◆ Work instructions
Write down every entry below once more, exactly.

◆ Extracted data
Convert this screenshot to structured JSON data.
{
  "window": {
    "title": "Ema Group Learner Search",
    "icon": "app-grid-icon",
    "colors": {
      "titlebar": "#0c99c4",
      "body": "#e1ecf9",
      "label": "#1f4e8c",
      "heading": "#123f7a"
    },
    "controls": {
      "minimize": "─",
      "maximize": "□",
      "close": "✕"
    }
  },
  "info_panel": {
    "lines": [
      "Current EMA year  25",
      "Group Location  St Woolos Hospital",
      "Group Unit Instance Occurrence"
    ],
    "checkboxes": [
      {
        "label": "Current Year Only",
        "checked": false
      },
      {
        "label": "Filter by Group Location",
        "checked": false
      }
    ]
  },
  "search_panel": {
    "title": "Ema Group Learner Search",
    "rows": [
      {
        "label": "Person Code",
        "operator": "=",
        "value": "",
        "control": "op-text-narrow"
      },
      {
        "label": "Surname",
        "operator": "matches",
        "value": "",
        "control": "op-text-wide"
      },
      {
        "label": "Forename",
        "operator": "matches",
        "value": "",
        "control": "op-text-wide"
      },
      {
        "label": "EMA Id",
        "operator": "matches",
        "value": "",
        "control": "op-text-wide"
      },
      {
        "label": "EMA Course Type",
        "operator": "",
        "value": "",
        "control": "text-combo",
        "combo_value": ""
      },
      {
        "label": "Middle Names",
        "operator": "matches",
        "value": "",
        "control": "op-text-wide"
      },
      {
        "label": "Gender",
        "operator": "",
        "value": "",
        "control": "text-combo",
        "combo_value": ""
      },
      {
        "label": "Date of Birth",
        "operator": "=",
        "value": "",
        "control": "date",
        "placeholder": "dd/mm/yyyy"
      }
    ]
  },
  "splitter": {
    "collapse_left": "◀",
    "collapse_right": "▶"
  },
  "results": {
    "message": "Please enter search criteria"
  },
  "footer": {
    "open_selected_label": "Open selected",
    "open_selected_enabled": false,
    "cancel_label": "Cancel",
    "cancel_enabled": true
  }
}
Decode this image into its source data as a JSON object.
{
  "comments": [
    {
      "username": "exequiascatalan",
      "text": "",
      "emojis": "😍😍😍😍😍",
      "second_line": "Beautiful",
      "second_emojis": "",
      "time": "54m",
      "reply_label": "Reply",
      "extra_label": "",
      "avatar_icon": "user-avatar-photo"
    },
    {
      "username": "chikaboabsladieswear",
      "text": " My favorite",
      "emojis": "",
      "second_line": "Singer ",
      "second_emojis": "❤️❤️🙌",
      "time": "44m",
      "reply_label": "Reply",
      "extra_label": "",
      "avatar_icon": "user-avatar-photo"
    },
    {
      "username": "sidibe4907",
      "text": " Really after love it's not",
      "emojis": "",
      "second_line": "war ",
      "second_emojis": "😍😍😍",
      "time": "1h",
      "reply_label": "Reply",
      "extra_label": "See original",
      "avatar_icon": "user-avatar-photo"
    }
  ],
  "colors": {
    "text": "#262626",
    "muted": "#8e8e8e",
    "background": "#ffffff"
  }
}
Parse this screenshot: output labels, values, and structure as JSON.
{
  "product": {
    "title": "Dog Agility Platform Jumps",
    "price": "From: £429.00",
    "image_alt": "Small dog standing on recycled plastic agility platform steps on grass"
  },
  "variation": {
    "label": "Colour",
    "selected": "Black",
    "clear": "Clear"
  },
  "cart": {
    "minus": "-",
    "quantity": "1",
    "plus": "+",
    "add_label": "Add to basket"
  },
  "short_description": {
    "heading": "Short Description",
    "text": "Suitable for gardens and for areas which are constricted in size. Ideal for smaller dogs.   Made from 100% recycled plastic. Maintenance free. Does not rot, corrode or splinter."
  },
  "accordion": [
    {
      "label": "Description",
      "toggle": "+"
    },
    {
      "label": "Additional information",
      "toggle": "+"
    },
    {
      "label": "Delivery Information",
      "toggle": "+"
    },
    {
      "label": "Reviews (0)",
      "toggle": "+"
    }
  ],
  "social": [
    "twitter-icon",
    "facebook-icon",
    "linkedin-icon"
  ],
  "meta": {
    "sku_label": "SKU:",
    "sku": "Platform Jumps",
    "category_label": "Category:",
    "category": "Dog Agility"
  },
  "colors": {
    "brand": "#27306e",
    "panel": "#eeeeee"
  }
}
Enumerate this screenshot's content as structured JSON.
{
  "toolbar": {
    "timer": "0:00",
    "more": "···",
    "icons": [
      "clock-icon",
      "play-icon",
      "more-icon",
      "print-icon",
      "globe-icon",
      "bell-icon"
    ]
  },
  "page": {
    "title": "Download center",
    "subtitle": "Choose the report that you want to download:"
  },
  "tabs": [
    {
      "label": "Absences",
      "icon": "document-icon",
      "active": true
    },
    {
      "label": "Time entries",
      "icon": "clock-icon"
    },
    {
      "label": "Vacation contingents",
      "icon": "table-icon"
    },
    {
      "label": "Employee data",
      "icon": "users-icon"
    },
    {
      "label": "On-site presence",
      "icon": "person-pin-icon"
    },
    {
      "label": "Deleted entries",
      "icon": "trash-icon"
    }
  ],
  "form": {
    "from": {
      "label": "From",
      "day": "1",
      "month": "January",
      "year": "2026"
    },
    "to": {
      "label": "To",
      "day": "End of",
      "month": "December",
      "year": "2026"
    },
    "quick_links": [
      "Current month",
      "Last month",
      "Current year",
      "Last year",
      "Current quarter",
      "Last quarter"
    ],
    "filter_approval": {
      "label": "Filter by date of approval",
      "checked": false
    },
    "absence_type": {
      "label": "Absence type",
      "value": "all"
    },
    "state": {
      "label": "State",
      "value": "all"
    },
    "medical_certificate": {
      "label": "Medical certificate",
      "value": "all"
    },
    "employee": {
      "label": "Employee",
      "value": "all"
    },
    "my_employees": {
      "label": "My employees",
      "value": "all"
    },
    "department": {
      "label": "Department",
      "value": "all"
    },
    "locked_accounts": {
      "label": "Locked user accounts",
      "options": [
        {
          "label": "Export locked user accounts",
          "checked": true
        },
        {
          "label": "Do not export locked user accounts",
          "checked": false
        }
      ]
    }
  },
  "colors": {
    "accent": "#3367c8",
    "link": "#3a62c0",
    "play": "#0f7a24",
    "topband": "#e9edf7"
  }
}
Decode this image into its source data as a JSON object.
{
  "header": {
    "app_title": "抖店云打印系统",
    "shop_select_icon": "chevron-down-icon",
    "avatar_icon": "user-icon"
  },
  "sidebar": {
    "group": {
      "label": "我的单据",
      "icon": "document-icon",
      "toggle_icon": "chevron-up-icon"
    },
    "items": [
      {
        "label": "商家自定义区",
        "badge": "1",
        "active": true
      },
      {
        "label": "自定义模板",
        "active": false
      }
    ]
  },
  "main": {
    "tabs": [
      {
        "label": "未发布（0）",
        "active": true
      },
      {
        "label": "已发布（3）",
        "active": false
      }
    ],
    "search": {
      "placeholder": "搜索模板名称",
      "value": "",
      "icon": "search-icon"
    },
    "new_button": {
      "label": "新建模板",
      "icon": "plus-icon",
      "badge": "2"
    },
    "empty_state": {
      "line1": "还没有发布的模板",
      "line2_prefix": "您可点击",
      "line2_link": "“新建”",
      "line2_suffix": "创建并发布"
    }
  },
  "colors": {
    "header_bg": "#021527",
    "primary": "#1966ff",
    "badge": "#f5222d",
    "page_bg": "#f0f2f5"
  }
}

◆ Task solution
Convert this screenshot to structured JSON data.
{
  "window": {
    "title": "Ema Group Learner Search",
    "icon": "app-grid-icon",
    "colors": {
      "titlebar": "#0c99c4",
      "body": "#e1ecf9",
      "label": "#1f4e8c",
      "heading": "#123f7a"
    },
    "controls": {
      "minimize": "─",
      "maximize": "□",
      "close": "✕"
    }
  },
  "info_panel": {
    "lines": [
      "Current EMA year  25",
      "Group Location  St Woolos Hospital",
      "Group Unit Instance Occurrence"
    ],
    "checkboxes": [
      {
        "label": "Current Year Only",
        "checked": false
      },
      {
        "label": "Filter by Group Location",
        "checked": false
      }
    ]
  },
  "search_panel": {
    "title": "Ema Group Learner Search",
    "rows": [
      {
        "label": "Person Code",
        "operator": "=",
        "value": "",
        "control": "op-text-narrow"
      },
      {
        "label": "Surname",
        "operator": "matches",
        "value": "",
        "control": "op-text-wide"
      },
      {
        "label": "Forename",
        "operator": "matches",
        "value": "",
        "control": "op-text-wide"
      },
      {
        "label": "EMA Id",
        "operator": "matches",
        "value": "",
        "control": "op-text-wide"
      },
      {
        "label": "EMA Course Type",
        "operator": "",
        "value": "",
        "control": "text-combo",
        "combo_value": ""
      },
      {
        "label": "Middle Names",
        "operator": "matches",
        "value": "",
        "control": "op-text-wide"
      },
      {
        "label": "Gender",
        "operator": "",
        "value": "",
        "control": "text-combo",
        "combo_value": ""
      },
      {
        "label": "Date of Birth",
        "operator": "=",
        "value": "",
        "control": "date",
        "placeholder": "dd/mm/yyyy"
      }
    ]
  },
  "splitter": {
    "collapse_left": "◀",
    "collapse_right": "▶"
  },
  "results": {
    "message": "Please enter search criteria"
  },
  "footer": {
    "open_selected_label": "Open selected",
    "open_selected_enabled": false,
    "cancel_label": "Cancel",
    "cancel_enabled": true
  }
}
Decode this image into its source data as a JSON object.
{
  "comments": [
    {
      "username": "exequiascatalan",
      "text": "",
      "emojis": "😍😍😍😍😍",
      "second_line": "Beautiful",
      "second_emojis": "",
      "time": "54m",
      "reply_label": "Reply",
      "extra_label": "",
      "avatar_icon": "user-avatar-photo"
    },
    {
      "username": "chikaboabsladieswear",
      "text": " My favorite",
      "emojis": "",
      "second_line": "Singer ",
      "second_emojis": "❤️❤️🙌",
      "time": "44m",
      "reply_label": "Reply",
      "extra_label": "",
      "avatar_icon": "user-avatar-photo"
    },
    {
      "username": "sidibe4907",
      "text": " Really after love it's not",
      "emojis": "",
      "second_line": "war ",
      "second_emojis": "😍😍😍",
      "time": "1h",
      "reply_label": "Reply",
      "extra_label": "See original",
      "avatar_icon": "user-avatar-photo"
    }
  ],
  "colors": {
    "text": "#262626",
    "muted": "#8e8e8e",
    "background": "#ffffff"
  }
}
Parse this screenshot: output labels, values, and structure as JSON.
{
  "product": {
    "title": "Dog Agility Platform Jumps",
    "price": "From: £429.00",
    "image_alt": "Small dog standing on recycled plastic agility platform steps on grass"
  },
  "variation": {
    "label": "Colour",
    "selected": "Black",
    "clear": "Clear"
  },
  "cart": {
    "minus": "-",
    "quantity": "1",
    "plus": "+",
    "add_label": "Add to basket"
  },
  "short_description": {
    "heading": "Short Description",
    "text": "Suitable for gardens and for areas which are constricted in size. Ideal for smaller dogs.   Made from 100% recycled plastic. Maintenance free. Does not rot, corrode or splinter."
  },
  "accordion": [
    {
      "label": "Description",
      "toggle": "+"
    },
    {
      "label": "Additional information",
      "toggle": "+"
    },
    {
      "label": "Delivery Information",
      "toggle": "+"
    },
    {
      "label": "Reviews (0)",
      "toggle": "+"
    }
  ],
  "social": [
    "twitter-icon",
    "facebook-icon",
    "linkedin-icon"
  ],
  "meta": {
    "sku_label": "SKU:",
    "sku": "Platform Jumps",
    "category_label": "Category:",
    "category": "Dog Agility"
  },
  "colors": {
    "brand": "#27306e",
    "panel": "#eeeeee"
  }
}
Enumerate this screenshot's content as structured JSON.
{
  "toolbar": {
    "timer": "0:00",
    "more": "···",
    "icons": [
      "clock-icon",
      "play-icon",
      "more-icon",
      "print-icon",
      "globe-icon",
      "bell-icon"
    ]
  },
  "page": {
    "title": "Download center",
    "subtitle": "Choose the report that you want to download:"
  },
  "tabs": [
    {
      "label": "Absences",
      "icon": "document-icon",
      "active": true
    },
    {
      "label": "Time entries",
      "icon": "clock-icon"
    },
    {
      "label": "Vacation contingents",
      "icon": "table-icon"
    },
    {
      "label": "Employee data",
      "icon": "users-icon"
    },
    {
      "label": "On-site presence",
      "icon": "person-pin-icon"
    },
    {
      "label": "Deleted entries",
      "icon": "trash-icon"
    }
  ],
  "form": {
    "from": {
      "label": "From",
      "day": "1",
      "month": "January",
      "year": "2026"
    },
    "to": {
      "label": "To",
      "day": "End of",
      "month": "December",
      "year": "2026"
    },
    "quick_links": [
      "Current month",
      "Last month",
      "Current year",
      "Last year",
      "Current quarter",
      "Last quarter"
    ],
    "filter_approval": {
      "label": "Filter by date of approval",
      "checked": false
    },
    "absence_type": {
      "label": "Absence type",
      "value": "all"
    },
    "state": {
      "label": "State",
      "value": "all"
    },
    "medical_certificate": {
      "label": "Medical certificate",
      "value": "all"
    },
    "employee": {
      "label": "Employee",
      "value": "all"
    },
    "my_employees": {
      "label": "My employees",
      "value": "all"
    },
    "department": {
      "label": "Department",
      "value": "all"
    },
    "locked_accounts": {
      "label": "Locked user accounts",
      "options": [
        {
          "label": "Export locked user accounts",
          "checked": true
        },
        {
          "label": "Do not export locked user accounts",
          "checked": false
        }
      ]
    }
  },
  "colors": {
    "accent": "#3367c8",
    "link": "#3a62c0",
    "play": "#0f7a24",
    "topband": "#e9edf7"
  }
}
Decode this image into its source data as a JSON object.
{
  "header": {
    "app_title": "抖店云打印系统",
    "shop_select_icon": "chevron-down-icon",
    "avatar_icon": "user-icon"
  },
  "sidebar": {
    "group": {
      "label": "我的单据",
      "icon": "document-icon",
      "toggle_icon": "chevron-up-icon"
    },
    "items": [
      {
        "label": "商家自定义区",
        "badge": "1",
        "active": true
      },
      {
        "label": "自定义模板",
        "active": false
      }
    ]
  },
  "main": {
    "tabs": [
      {
        "label": "未发布（0）",
        "active": true
      },
      {
        "label": "已发布（3）",
        "active": false
      }
    ],
    "search": {
      "placeholder": "搜索模板名称",
      "value": "",
      "icon": "search-icon"
    },
    "new_button": {
      "label": "新建模板",
      "icon": "plus-icon",
      "badge": "2"
    },
    "empty_state": {
      "line1": "还没有发布的模板",
      "line2_prefix": "您可点击",
      "line2_link": "“新建”",
      "line2_suffix": "创建并发布"
    }
  },
  "colors": {
    "header_bg": "#021527",
    "primary": "#1966ff",
    "badge": "#f5222d",
    "page_bg": "#f0f2f5"
  }
}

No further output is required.